[Begin Task data]

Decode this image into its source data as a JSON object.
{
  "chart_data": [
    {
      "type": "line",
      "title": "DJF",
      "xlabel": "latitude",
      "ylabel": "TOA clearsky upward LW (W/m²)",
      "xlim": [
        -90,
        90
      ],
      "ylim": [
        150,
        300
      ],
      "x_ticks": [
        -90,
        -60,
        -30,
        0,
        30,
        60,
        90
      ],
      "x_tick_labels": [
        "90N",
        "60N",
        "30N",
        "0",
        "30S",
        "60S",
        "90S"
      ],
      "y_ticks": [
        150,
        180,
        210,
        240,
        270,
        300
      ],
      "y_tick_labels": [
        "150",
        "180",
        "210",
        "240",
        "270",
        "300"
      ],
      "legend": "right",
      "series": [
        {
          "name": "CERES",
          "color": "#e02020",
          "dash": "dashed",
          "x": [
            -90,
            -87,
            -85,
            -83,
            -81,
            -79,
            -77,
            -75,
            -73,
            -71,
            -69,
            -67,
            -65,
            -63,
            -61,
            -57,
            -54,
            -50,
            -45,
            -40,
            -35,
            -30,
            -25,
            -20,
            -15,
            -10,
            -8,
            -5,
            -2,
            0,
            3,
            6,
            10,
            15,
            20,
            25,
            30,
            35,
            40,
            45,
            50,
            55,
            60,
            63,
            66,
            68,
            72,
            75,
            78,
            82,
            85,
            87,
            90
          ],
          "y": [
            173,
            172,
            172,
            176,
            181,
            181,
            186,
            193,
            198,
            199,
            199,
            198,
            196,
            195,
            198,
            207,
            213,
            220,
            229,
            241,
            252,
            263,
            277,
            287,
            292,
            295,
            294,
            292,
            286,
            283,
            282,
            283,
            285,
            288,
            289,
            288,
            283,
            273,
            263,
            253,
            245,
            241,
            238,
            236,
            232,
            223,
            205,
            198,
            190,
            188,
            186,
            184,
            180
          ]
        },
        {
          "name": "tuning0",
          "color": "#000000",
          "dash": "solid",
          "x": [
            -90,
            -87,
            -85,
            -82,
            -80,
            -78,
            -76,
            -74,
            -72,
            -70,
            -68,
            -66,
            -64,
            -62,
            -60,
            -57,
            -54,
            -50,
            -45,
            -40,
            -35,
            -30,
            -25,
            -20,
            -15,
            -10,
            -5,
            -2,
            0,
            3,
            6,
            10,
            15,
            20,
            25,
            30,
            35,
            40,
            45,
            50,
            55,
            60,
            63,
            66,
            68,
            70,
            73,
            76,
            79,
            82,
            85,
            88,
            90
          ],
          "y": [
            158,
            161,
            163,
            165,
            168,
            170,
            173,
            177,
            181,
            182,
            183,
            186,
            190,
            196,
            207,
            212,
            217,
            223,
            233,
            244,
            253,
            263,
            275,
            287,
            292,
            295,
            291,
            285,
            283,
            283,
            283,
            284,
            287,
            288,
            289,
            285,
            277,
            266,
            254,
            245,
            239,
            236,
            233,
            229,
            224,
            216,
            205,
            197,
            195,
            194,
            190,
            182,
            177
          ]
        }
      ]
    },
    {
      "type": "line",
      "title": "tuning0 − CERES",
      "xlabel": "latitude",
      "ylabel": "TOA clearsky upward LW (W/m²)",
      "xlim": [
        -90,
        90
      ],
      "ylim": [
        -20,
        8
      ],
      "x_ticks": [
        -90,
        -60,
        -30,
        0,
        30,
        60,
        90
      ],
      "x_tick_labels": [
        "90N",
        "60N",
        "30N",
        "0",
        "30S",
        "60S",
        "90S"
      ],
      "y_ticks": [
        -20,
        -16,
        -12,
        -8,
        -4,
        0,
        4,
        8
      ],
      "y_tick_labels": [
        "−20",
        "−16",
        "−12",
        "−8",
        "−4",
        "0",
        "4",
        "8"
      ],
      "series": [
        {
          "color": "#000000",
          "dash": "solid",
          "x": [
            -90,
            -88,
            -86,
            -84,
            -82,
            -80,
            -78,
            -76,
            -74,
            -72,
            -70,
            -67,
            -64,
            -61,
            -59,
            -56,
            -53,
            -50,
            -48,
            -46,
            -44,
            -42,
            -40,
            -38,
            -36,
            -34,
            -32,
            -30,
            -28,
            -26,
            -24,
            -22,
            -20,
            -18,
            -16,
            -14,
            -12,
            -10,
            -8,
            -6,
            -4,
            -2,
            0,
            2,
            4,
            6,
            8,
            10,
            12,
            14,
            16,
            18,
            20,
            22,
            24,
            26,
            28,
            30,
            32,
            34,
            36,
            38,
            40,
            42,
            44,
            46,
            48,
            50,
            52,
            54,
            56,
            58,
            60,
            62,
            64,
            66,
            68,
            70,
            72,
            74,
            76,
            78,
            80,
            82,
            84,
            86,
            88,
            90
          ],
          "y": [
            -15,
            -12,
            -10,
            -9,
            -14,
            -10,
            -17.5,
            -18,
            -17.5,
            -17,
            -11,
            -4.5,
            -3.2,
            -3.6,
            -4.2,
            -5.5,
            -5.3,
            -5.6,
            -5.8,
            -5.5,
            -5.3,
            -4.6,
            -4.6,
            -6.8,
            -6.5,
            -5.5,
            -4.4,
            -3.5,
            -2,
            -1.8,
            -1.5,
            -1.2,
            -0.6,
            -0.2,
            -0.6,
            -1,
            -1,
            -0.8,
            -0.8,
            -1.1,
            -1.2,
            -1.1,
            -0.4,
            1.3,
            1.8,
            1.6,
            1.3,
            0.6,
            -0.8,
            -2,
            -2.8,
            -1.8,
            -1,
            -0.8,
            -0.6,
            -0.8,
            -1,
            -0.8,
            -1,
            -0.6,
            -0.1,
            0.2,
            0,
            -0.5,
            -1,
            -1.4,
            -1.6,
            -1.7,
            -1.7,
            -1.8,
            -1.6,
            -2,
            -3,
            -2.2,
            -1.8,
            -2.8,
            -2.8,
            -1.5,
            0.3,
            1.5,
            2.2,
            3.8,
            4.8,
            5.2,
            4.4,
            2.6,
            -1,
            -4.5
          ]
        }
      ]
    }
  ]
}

[End Task data]

Quote each line of the listing above exactly.

Decode this image into its source data as a JSON object.
{
  "chart_data": [
    {
      "type": "line",
      "title": "DJF",
      "xlabel": "latitude",
      "ylabel": "TOA clearsky upward LW (W/m²)",
      "xlim": [
        -90,
        90
      ],
      "ylim": [
        150,
        300
      ],
      "x_ticks": [
        -90,
        -60,
        -30,
        0,
        30,
        60,
        90
      ],
      "x_tick_labels": [
        "90N",
        "60N",
        "30N",
        "0",
        "30S",
        "60S",
        "90S"
      ],
      "y_ticks": [
        150,
        180,
        210,
        240,
        270,
        300
      ],
      "y_tick_labels": [
        "150",
        "180",
        "210",
        "240",
        "270",
        "300"
      ],
      "legend": "right",
      "series": [
        {
          "name": "CERES",
          "color": "#e02020",
          "dash": "dashed",
          "x": [
            -90,
            -87,
            -85,
            -83,
            -81,
            -79,
            -77,
            -75,
            -73,
            -71,
            -69,
            -67,
            -65,
            -63,
            -61,
            -57,
            -54,
            -50,
            -45,
            -40,
            -35,
            -30,
            -25,
            -20,
            -15,
            -10,
            -8,
            -5,
            -2,
            0,
            3,
            6,
            10,
            15,
            20,
            25,
            30,
            35,
            40,
            45,
            50,
            55,
            60,
            63,
            66,
            68,
            72,
            75,
            78,
            82,
            85,
            87,
            90
          ],
          "y": [
            173,
            172,
            172,
            176,
            181,
            181,
            186,
            193,
            198,
            199,
            199,
            198,
            196,
            195,
            198,
            207,
            213,
            220,
            229,
            241,
            252,
            263,
            277,
            287,
            292,
            295,
            294,
            292,
            286,
            283,
            282,
            283,
            285,
            288,
            289,
            288,
            283,
            273,
            263,
            253,
            245,
            241,
            238,
            236,
            232,
            223,
            205,
            198,
            190,
            188,
            186,
            184,
            180
          ]
        },
        {
          "name": "tuning0",
          "color": "#000000",
          "dash": "solid",
          "x": [
            -90,
            -87,
            -85,
            -82,
            -80,
            -78,
            -76,
            -74,
            -72,
            -70,
            -68,
            -66,
            -64,
            -62,
            -60,
            -57,
            -54,
            -50,
            -45,
            -40,
            -35,
            -30,
            -25,
            -20,
            -15,
            -10,
            -5,
            -2,
            0,
            3,
            6,
            10,
            15,
            20,
            25,
            30,
            35,
            40,
            45,
            50,
            55,
            60,
            63,
            66,
            68,
            70,
            73,
            76,
            79,
            82,
            85,
            88,
            90
          ],
          "y": [
            158,
            161,
            163,
            165,
            168,
            170,
            173,
            177,
            181,
            182,
            183,
            186,
            190,
            196,
            207,
            212,
            217,
            223,
            233,
            244,
            253,
            263,
            275,
            287,
            292,
            295,
            291,
            285,
            283,
            283,
            283,
            284,
            287,
            288,
            289,
            285,
            277,
            266,
            254,
            245,
            239,
            236,
            233,
            229,
            224,
            216,
            205,
            197,
            195,
            194,
            190,
            182,
            177
          ]
        }
      ]
    },
    {
      "type": "line",
      "title": "tuning0 − CERES",
      "xlabel": "latitude",
      "ylabel": "TOA clearsky upward LW (W/m²)",
      "xlim": [
        -90,
        90
      ],
      "ylim": [
        -20,
        8
      ],
      "x_ticks": [
        -90,
        -60,
        -30,
        0,
        30,
        60,
        90
      ],
      "x_tick_labels": [
        "90N",
        "60N",
        "30N",
        "0",
        "30S",
        "60S",
        "90S"
      ],
      "y_ticks": [
        -20,
        -16,
        -12,
        -8,
        -4,
        0,
        4,
        8
      ],
      "y_tick_labels": [
        "−20",
        "−16",
        "−12",
        "−8",
        "−4",
        "0",
        "4",
        "8"
      ],
      "series": [
        {
          "color": "#000000",
          "dash": "solid",
          "x": [
            -90,
            -88,
            -86,
            -84,
            -82,
            -80,
            -78,
            -76,
            -74,
            -72,
            -70,
            -67,
            -64,
            -61,
            -59,
            -56,
            -53,
            -50,
            -48,
            -46,
            -44,
            -42,
            -40,
            -38,
            -36,
            -34,
            -32,
            -30,
            -28,
            -26,
            -24,
            -22,
            -20,
            -18,
            -16,
            -14,
            -12,
            -10,
            -8,
            -6,
            -4,
            -2,
            0,
            2,
            4,
            6,
            8,
            10,
            12,
            14,
            16,
            18,
            20,
            22,
            24,
            26,
            28,
            30,
            32,
            34,
            36,
            38,
            40,
            42,
            44,
            46,
            48,
            50,
            52,
            54,
            56,
            58,
            60,
            62,
            64,
            66,
            68,
            70,
            72,
            74,
            76,
            78,
            80,
            82,
            84,
            86,
            88,
            90
          ],
          "y": [
            -15,
            -12,
            -10,
            -9,
            -14,
            -10,
            -17.5,
            -18,
            -17.5,
            -17,
            -11,
            -4.5,
            -3.2,
            -3.6,
            -4.2,
            -5.5,
            -5.3,
            -5.6,
            -5.8,
            -5.5,
            -5.3,
            -4.6,
            -4.6,
            -6.8,
            -6.5,
            -5.5,
            -4.4,
            -3.5,
            -2,
            -1.8,
            -1.5,
            -1.2,
            -0.6,
            -0.2,
            -0.6,
            -1,
            -1,
            -0.8,
            -0.8,
            -1.1,
            -1.2,
            -1.1,
            -0.4,
            1.3,
            1.8,
            1.6,
            1.3,
            0.6,
            -0.8,
            -2,
            -2.8,
            -1.8,
            -1,
            -0.8,
            -0.6,
            -0.8,
            -1,
            -0.8,
            -1,
            -0.6,
            -0.1,
            0.2,
            0,
            -0.5,
            -1,
            -1.4,
            -1.6,
            -1.7,
            -1.7,
            -1.8,
            -1.6,
            -2,
            -3,
            -2.2,
            -1.8,
            -2.8,
            -2.8,
            -1.5,
            0.3,
            1.5,
            2.2,
            3.8,
            4.8,
            5.2,
            4.4,
            2.6,
            -1,
            -4.5
          ]
        }
      ]
    }
  ]
}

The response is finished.